Given records
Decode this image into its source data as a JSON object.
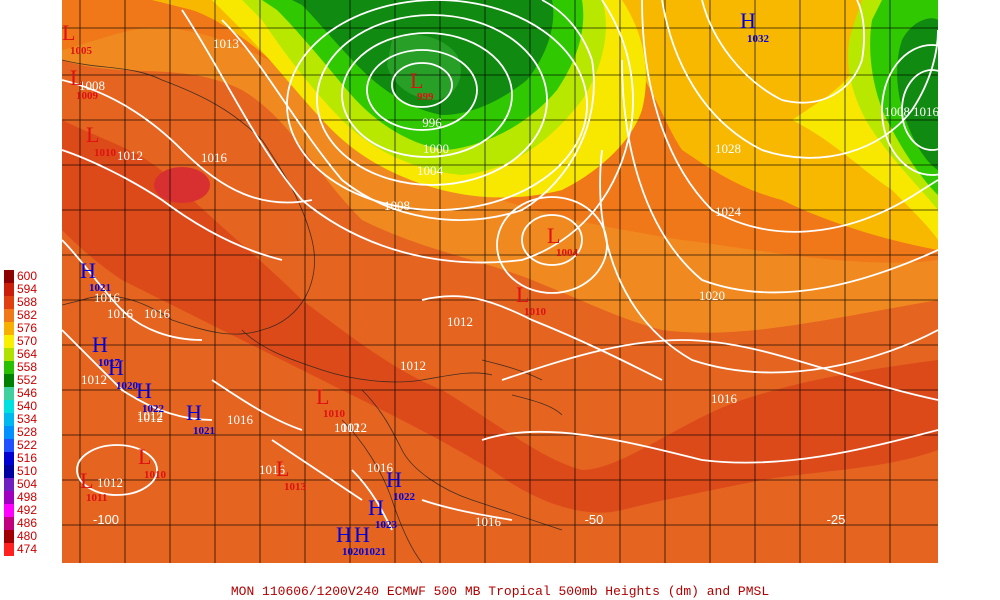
{
  "caption": "MON 110606/1200V240  ECMWF  500 MB Tropical 500mb Heights (dm) and PMSL",
  "legend": {
    "items": [
      {
        "label": "600",
        "color": "#8b0000"
      },
      {
        "label": "594",
        "color": "#c81e0a"
      },
      {
        "label": "588",
        "color": "#e04010"
      },
      {
        "label": "582",
        "color": "#f07818"
      },
      {
        "label": "576",
        "color": "#f8b000"
      },
      {
        "label": "570",
        "color": "#f8f000"
      },
      {
        "label": "564",
        "color": "#b0e000"
      },
      {
        "label": "558",
        "color": "#28c000"
      },
      {
        "label": "552",
        "color": "#008000"
      },
      {
        "label": "546",
        "color": "#40d0a0"
      },
      {
        "label": "540",
        "color": "#00e0e0"
      },
      {
        "label": "534",
        "color": "#00b8f0"
      },
      {
        "label": "528",
        "color": "#0090ff"
      },
      {
        "label": "522",
        "color": "#2050ff"
      },
      {
        "label": "516",
        "color": "#0000d0"
      },
      {
        "label": "510",
        "color": "#0000a0"
      },
      {
        "label": "504",
        "color": "#7020c0"
      },
      {
        "label": "498",
        "color": "#a000c0"
      },
      {
        "label": "492",
        "color": "#ff00ff"
      },
      {
        "label": "486",
        "color": "#c00080"
      },
      {
        "label": "480",
        "color": "#a00000"
      },
      {
        "label": "474",
        "color": "#ff2020"
      }
    ]
  },
  "colors": {
    "shade_594": "#e0501a",
    "shade_588": "#f07818",
    "shade_582": "#f08a20",
    "shade_576": "#f8b800",
    "shade_570": "#f8e800",
    "shade_564": "#b8e800",
    "shade_558": "#30c800",
    "shade_552": "#008800",
    "shade_600": "#d83030",
    "land": "#c85a3a",
    "isobar": "#ffffff",
    "high": "#0000dd",
    "low": "#dd1111"
  },
  "longitude_labels": [
    "-100",
    "-50",
    "-25"
  ],
  "pressure_centers": [
    {
      "letter": "L",
      "value": "1005",
      "kind": "low"
    },
    {
      "letter": "L",
      "value": "1009",
      "kind": "low"
    },
    {
      "letter": "L",
      "value": "1010",
      "kind": "low"
    },
    {
      "letter": "L",
      "value": "999",
      "kind": "low"
    },
    {
      "letter": "H",
      "value": "1032",
      "kind": "high"
    },
    {
      "letter": "L",
      "value": "1004",
      "kind": "low"
    },
    {
      "letter": "L",
      "value": "1010",
      "kind": "low"
    },
    {
      "letter": "H",
      "value": "1021",
      "kind": "high"
    },
    {
      "letter": "H",
      "value": "1017",
      "kind": "high"
    },
    {
      "letter": "H",
      "value": "1020",
      "kind": "high"
    },
    {
      "letter": "H",
      "value": "1022",
      "kind": "high"
    },
    {
      "letter": "H",
      "value": "1021",
      "kind": "high"
    },
    {
      "letter": "L",
      "value": "1010",
      "kind": "low"
    },
    {
      "letter": "L",
      "value": "1010",
      "kind": "low"
    },
    {
      "letter": "L",
      "value": "1011",
      "kind": "low"
    },
    {
      "letter": "L",
      "value": "1013",
      "kind": "low"
    },
    {
      "letter": "H",
      "value": "1022",
      "kind": "high"
    },
    {
      "letter": "H",
      "value": "1023",
      "kind": "high"
    },
    {
      "letter": "H",
      "value": "1020",
      "kind": "high"
    },
    {
      "letter": "H",
      "value": "1021",
      "kind": "high"
    }
  ],
  "isobar_labels": [
    "1008",
    "1012",
    "1016",
    "1016",
    "1016",
    "1012",
    "1016",
    "1012",
    "1013",
    "1012",
    "996",
    "1000",
    "1004",
    "1008",
    "1028",
    "1024",
    "1020",
    "1012",
    "1012",
    "1016",
    "1012",
    "1016",
    "1016",
    "1016",
    "1012",
    "1012",
    "1008",
    "1016",
    "1016"
  ]
}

Your objective
Pictures in the records should not appear in your copy, but everything else must be transcribed exactly.

The completed task
Decode this image into its source data as a JSON object.
{
  "caption": "MON 110606/1200V240  ECMWF  500 MB Tropical 500mb Heights (dm) and PMSL",
  "legend": {
    "items": [
      {
        "label": "600",
        "color": "#8b0000"
      },
      {
        "label": "594",
        "color": "#c81e0a"
      },
      {
        "label": "588",
        "color": "#e04010"
      },
      {
        "label": "582",
        "color": "#f07818"
      },
      {
        "label": "576",
        "color": "#f8b000"
      },
      {
        "label": "570",
        "color": "#f8f000"
      },
      {
        "label": "564",
        "color": "#b0e000"
      },
      {
        "label": "558",
        "color": "#28c000"
      },
      {
        "label": "552",
        "color": "#008000"
      },
      {
        "label": "546",
        "color": "#40d0a0"
      },
      {
        "label": "540",
        "color": "#00e0e0"
      },
      {
        "label": "534",
        "color": "#00b8f0"
      },
      {
        "label": "528",
        "color": "#0090ff"
      },
      {
        "label": "522",
        "color": "#2050ff"
      },
      {
        "label": "516",
        "color": "#0000d0"
      },
      {
        "label": "510",
        "color": "#0000a0"
      },
      {
        "label": "504",
        "color": "#7020c0"
      },
      {
        "label": "498",
        "color": "#a000c0"
      },
      {
        "label": "492",
        "color": "#ff00ff"
      },
      {
        "label": "486",
        "color": "#c00080"
      },
      {
        "label": "480",
        "color": "#a00000"
      },
      {
        "label": "474",
        "color": "#ff2020"
      }
    ]
  },
  "colors": {
    "shade_594": "#e0501a",
    "shade_588": "#f07818",
    "shade_582": "#f08a20",
    "shade_576": "#f8b800",
    "shade_570": "#f8e800",
    "shade_564": "#b8e800",
    "shade_558": "#30c800",
    "shade_552": "#008800",
    "shade_600": "#d83030",
    "land": "#c85a3a",
    "isobar": "#ffffff",
    "high": "#0000dd",
    "low": "#dd1111"
  },
  "longitude_labels": [
    "-100",
    "-50",
    "-25"
  ],
  "pressure_centers": [
    {
      "letter": "L",
      "value": "1005",
      "kind": "low"
    },
    {
      "letter": "L",
      "value": "1009",
      "kind": "low"
    },
    {
      "letter": "L",
      "value": "1010",
      "kind": "low"
    },
    {
      "letter": "L",
      "value": "999",
      "kind": "low"
    },
    {
      "letter": "H",
      "value": "1032",
      "kind": "high"
    },
    {
      "letter": "L",
      "value": "1004",
      "kind": "low"
    },
    {
      "letter": "L",
      "value": "1010",
      "kind": "low"
    },
    {
      "letter": "H",
      "value": "1021",
      "kind": "high"
    },
    {
      "letter": "H",
      "value": "1017",
      "kind": "high"
    },
    {
      "letter": "H",
      "value": "1020",
      "kind": "high"
    },
    {
      "letter": "H",
      "value": "1022",
      "kind": "high"
    },
    {
      "letter": "H",
      "value": "1021",
      "kind": "high"
    },
    {
      "letter": "L",
      "value": "1010",
      "kind": "low"
    },
    {
      "letter": "L",
      "value": "1010",
      "kind": "low"
    },
    {
      "letter": "L",
      "value": "1011",
      "kind": "low"
    },
    {
      "letter": "L",
      "value": "1013",
      "kind": "low"
    },
    {
      "letter": "H",
      "value": "1022",
      "kind": "high"
    },
    {
      "letter": "H",
      "value": "1023",
      "kind": "high"
    },
    {
      "letter": "H",
      "value": "1020",
      "kind": "high"
    },
    {
      "letter": "H",
      "value": "1021",
      "kind": "high"
    }
  ],
  "isobar_labels": [
    "1008",
    "1012",
    "1016",
    "1016",
    "1016",
    "1012",
    "1016",
    "1012",
    "1013",
    "1012",
    "996",
    "1000",
    "1004",
    "1008",
    "1028",
    "1024",
    "1020",
    "1012",
    "1012",
    "1016",
    "1012",
    "1016",
    "1016",
    "1016",
    "1012",
    "1012",
    "1008",
    "1016",
    "1016"
  ]
}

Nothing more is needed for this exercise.